→ SOURCE DATA
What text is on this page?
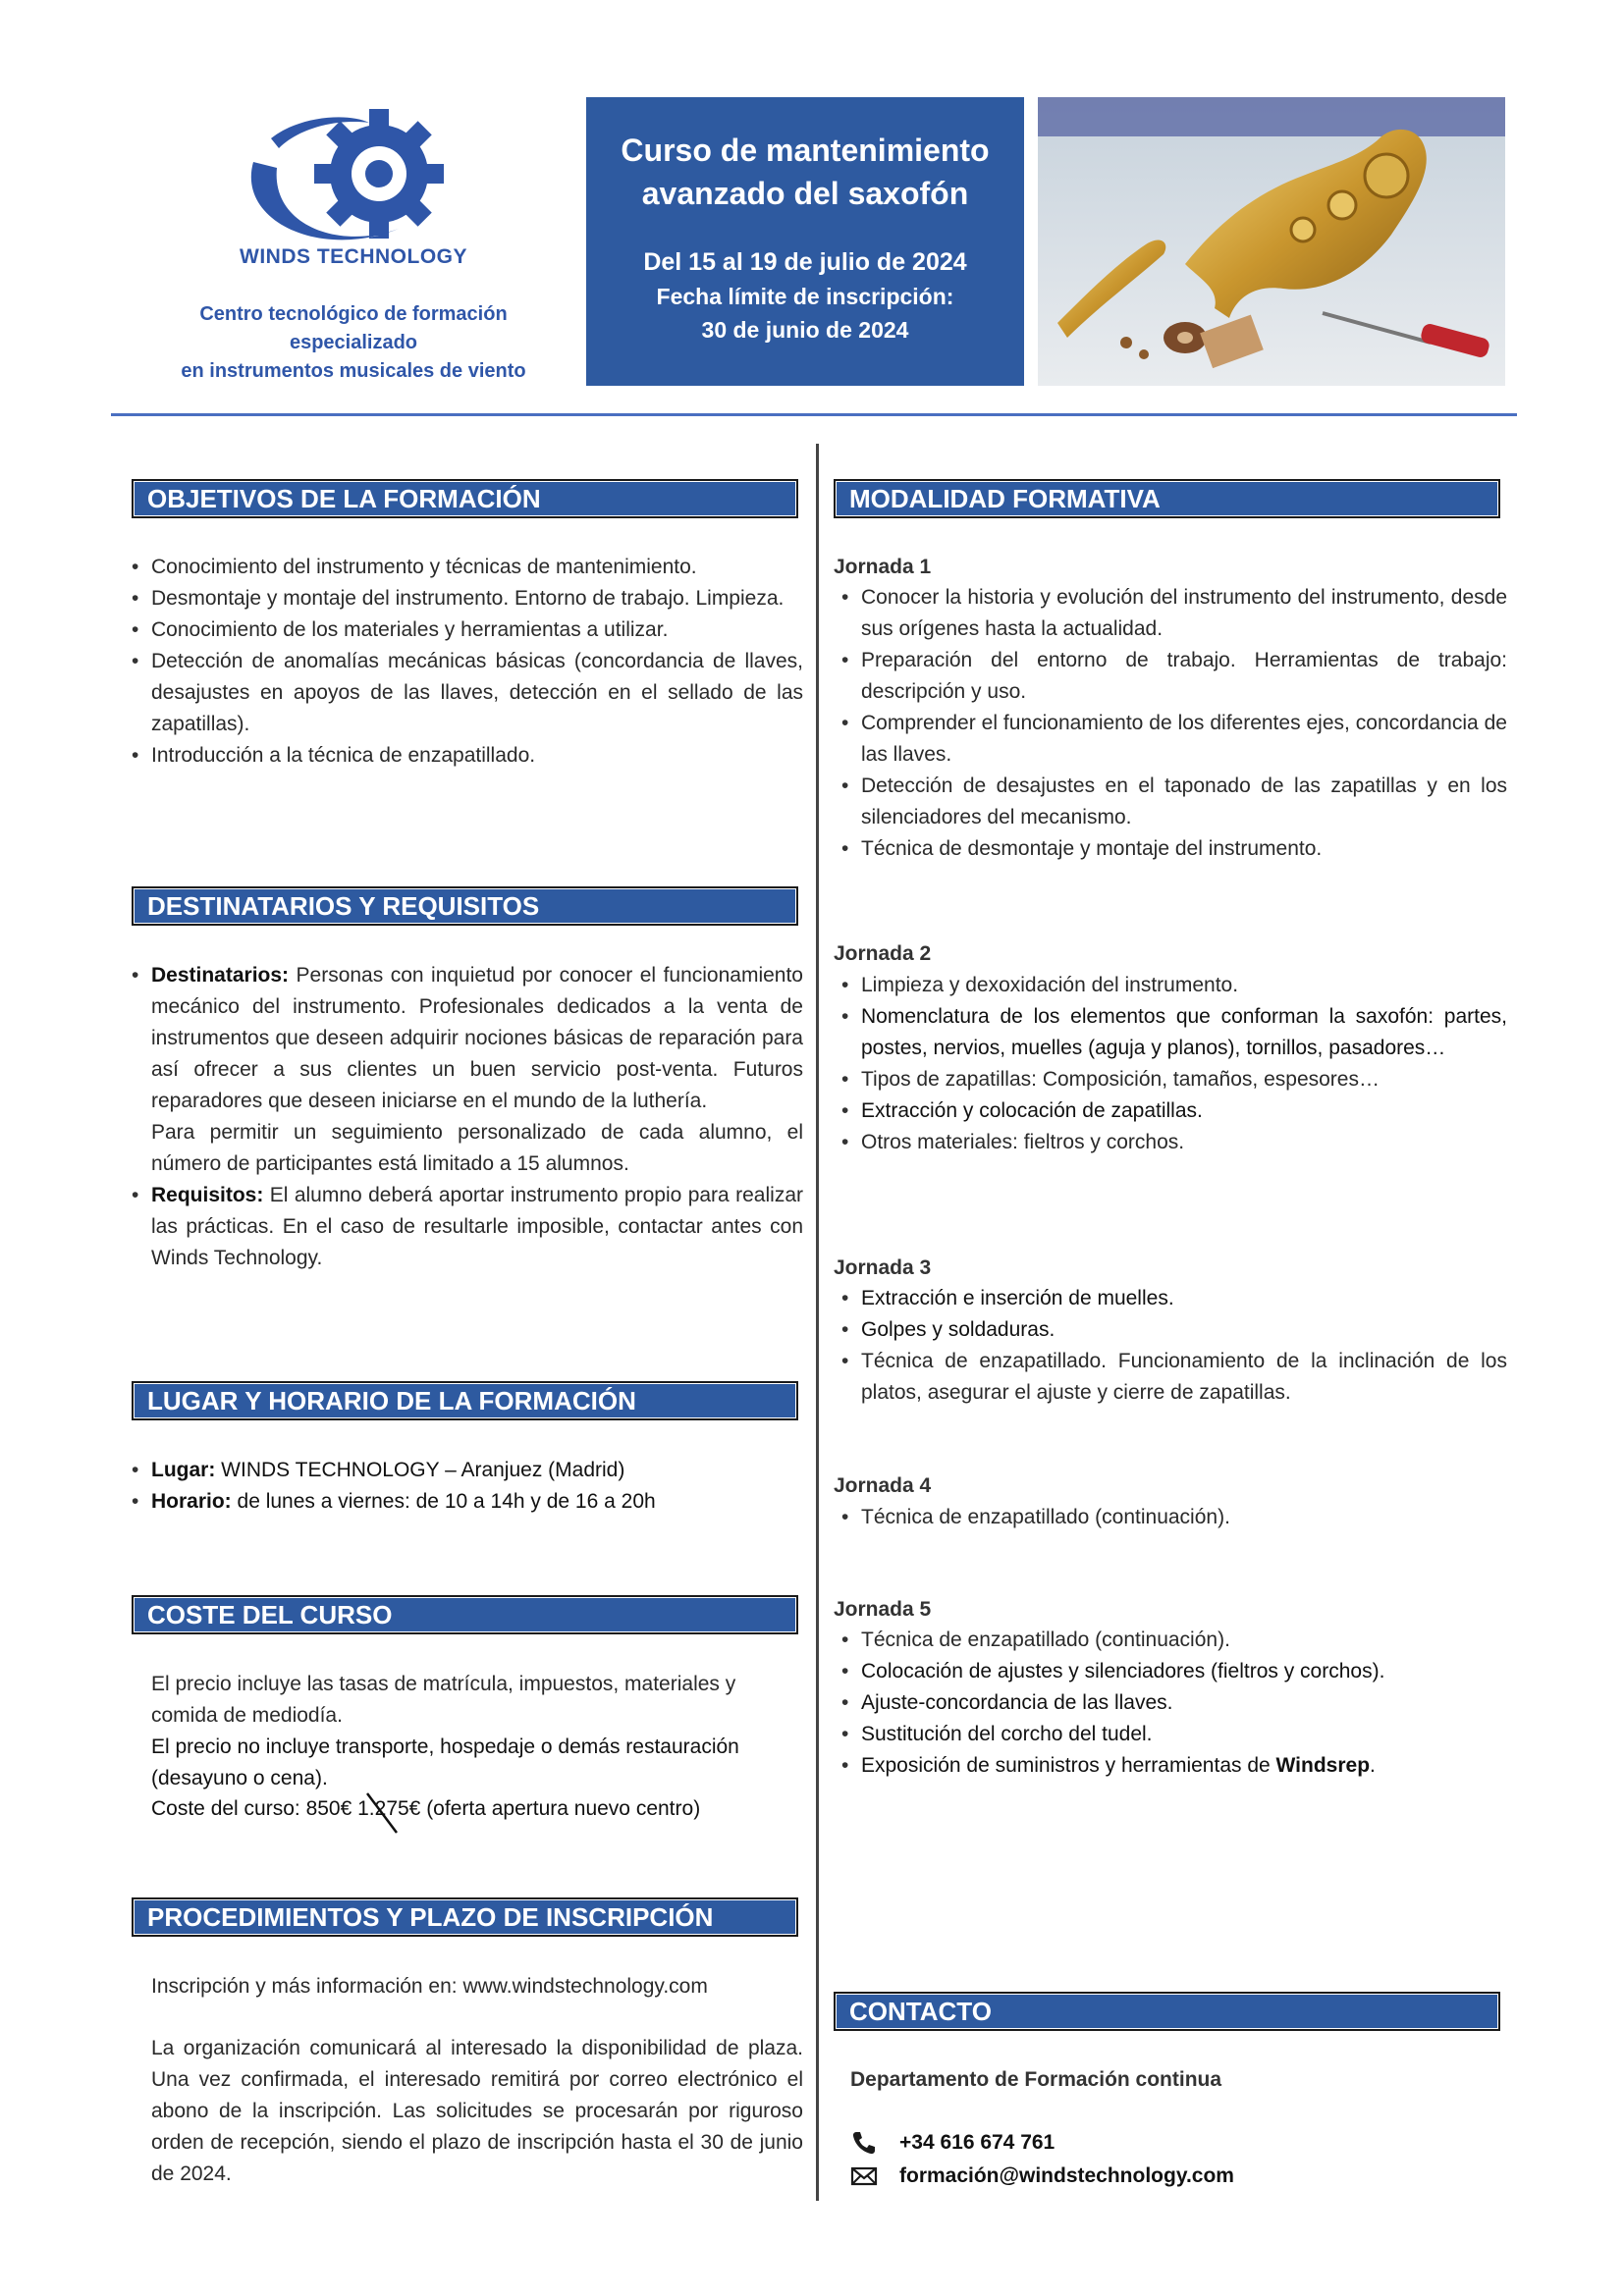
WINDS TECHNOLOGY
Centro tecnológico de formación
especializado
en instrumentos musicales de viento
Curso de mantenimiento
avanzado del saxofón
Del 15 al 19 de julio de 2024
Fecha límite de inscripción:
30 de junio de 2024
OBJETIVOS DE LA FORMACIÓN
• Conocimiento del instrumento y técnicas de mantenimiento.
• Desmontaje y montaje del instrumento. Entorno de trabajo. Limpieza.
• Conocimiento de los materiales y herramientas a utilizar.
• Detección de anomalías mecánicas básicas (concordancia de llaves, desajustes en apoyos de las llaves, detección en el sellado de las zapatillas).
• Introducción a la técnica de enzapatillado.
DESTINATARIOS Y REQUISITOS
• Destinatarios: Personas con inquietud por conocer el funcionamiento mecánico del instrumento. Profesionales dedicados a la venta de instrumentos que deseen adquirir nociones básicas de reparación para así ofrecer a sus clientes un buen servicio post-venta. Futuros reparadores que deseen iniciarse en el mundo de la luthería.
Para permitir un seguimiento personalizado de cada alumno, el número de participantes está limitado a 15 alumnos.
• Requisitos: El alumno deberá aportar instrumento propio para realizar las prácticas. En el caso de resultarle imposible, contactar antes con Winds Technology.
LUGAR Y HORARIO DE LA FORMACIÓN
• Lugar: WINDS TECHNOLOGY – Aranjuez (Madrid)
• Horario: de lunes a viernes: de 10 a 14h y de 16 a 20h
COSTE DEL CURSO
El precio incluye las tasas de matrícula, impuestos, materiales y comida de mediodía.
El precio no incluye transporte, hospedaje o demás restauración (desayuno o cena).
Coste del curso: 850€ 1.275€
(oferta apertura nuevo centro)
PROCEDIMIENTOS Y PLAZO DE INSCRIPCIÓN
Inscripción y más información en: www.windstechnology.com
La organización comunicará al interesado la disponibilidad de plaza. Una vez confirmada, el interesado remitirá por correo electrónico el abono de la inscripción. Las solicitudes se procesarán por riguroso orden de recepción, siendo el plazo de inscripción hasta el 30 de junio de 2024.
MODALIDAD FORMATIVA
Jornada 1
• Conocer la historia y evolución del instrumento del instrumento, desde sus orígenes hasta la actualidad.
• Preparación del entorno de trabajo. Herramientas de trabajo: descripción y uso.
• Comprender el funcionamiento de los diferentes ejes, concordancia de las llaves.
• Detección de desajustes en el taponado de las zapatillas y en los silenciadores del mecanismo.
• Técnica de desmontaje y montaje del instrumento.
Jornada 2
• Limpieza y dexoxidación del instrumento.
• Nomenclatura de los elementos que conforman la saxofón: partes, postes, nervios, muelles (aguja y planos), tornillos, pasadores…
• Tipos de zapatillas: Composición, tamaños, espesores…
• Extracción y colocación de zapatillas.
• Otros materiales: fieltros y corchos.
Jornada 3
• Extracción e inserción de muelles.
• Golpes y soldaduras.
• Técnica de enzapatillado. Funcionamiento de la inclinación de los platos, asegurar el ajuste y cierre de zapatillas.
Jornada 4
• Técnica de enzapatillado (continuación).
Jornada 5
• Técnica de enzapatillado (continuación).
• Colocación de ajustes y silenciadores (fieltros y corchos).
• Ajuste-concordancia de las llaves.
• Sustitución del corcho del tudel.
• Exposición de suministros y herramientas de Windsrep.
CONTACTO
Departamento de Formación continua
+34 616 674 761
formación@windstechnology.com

→ WHAT IS BEING ASKED
The entries are to be written out in full and exactly, apart from the pictures.

→ SOLUTION FOR THIS EXERCISE
What text is on this page?
WINDS TECHNOLOGY
Centro tecnológico de formación
especializado
en instrumentos musicales de viento
Curso de mantenimiento
avanzado del saxofón
Del 15 al 19 de julio de 2024
Fecha límite de inscripción:
30 de junio de 2024
OBJETIVOS DE LA FORMACIÓN
• Conocimiento del instrumento y técnicas de mantenimiento.
• Desmontaje y montaje del instrumento. Entorno de trabajo. Limpieza.
• Conocimiento de los materiales y herramientas a utilizar.
• Detección de anomalías mecánicas básicas (concordancia de llaves, desajustes en apoyos de las llaves, detección en el sellado de las zapatillas).
• Introducción a la técnica de enzapatillado.
DESTINATARIOS Y REQUISITOS
• Destinatarios: Personas con inquietud por conocer el funcionamiento mecánico del instrumento. Profesionales dedicados a la venta de instrumentos que deseen adquirir nociones básicas de reparación para así ofrecer a sus clientes un buen servicio post-venta. Futuros reparadores que deseen iniciarse en el mundo de la luthería.
Para permitir un seguimiento personalizado de cada alumno, el número de participantes está limitado a 15 alumnos.
• Requisitos: El alumno deberá aportar instrumento propio para realizar las prácticas. En el caso de resultarle imposible, contactar antes con Winds Technology.
LUGAR Y HORARIO DE LA FORMACIÓN
• Lugar: WINDS TECHNOLOGY – Aranjuez (Madrid)
• Horario: de lunes a viernes: de 10 a 14h y de 16 a 20h
COSTE DEL CURSO
El precio incluye las tasas de matrícula, impuestos, materiales y comida de mediodía.
El precio no incluye transporte, hospedaje o demás restauración (desayuno o cena).
Coste del curso: 850€ 1.275€
(oferta apertura nuevo centro)
PROCEDIMIENTOS Y PLAZO DE INSCRIPCIÓN
Inscripción y más información en: www.windstechnology.com
La organización comunicará al interesado la disponibilidad de plaza. Una vez confirmada, el interesado remitirá por correo electrónico el abono de la inscripción. Las solicitudes se procesarán por riguroso orden de recepción, siendo el plazo de inscripción hasta el 30 de junio de 2024.
MODALIDAD FORMATIVA
Jornada 1
• Conocer la historia y evolución del instrumento del instrumento, desde sus orígenes hasta la actualidad.
• Preparación del entorno de trabajo. Herramientas de trabajo: descripción y uso.
• Comprender el funcionamiento de los diferentes ejes, concordancia de las llaves.
• Detección de desajustes en el taponado de las zapatillas y en los silenciadores del mecanismo.
• Técnica de desmontaje y montaje del instrumento.
Jornada 2
• Limpieza y dexoxidación del instrumento.
• Nomenclatura de los elementos que conforman la saxofón: partes, postes, nervios, muelles (aguja y planos), tornillos, pasadores…
• Tipos de zapatillas: Composición, tamaños, espesores…
• Extracción y colocación de zapatillas.
• Otros materiales: fieltros y corchos.
Jornada 3
• Extracción e inserción de muelles.
• Golpes y soldaduras.
• Técnica de enzapatillado. Funcionamiento de la inclinación de los platos, asegurar el ajuste y cierre de zapatillas.
Jornada 4
• Técnica de enzapatillado (continuación).
Jornada 5
• Técnica de enzapatillado (continuación).
• Colocación de ajustes y silenciadores (fieltros y corchos).
• Ajuste-concordancia de las llaves.
• Sustitución del corcho del tudel.
• Exposición de suministros y herramientas de Windsrep.
CONTACTO
Departamento de Formación continua
+34 616 674 761
formación@windstechnology.com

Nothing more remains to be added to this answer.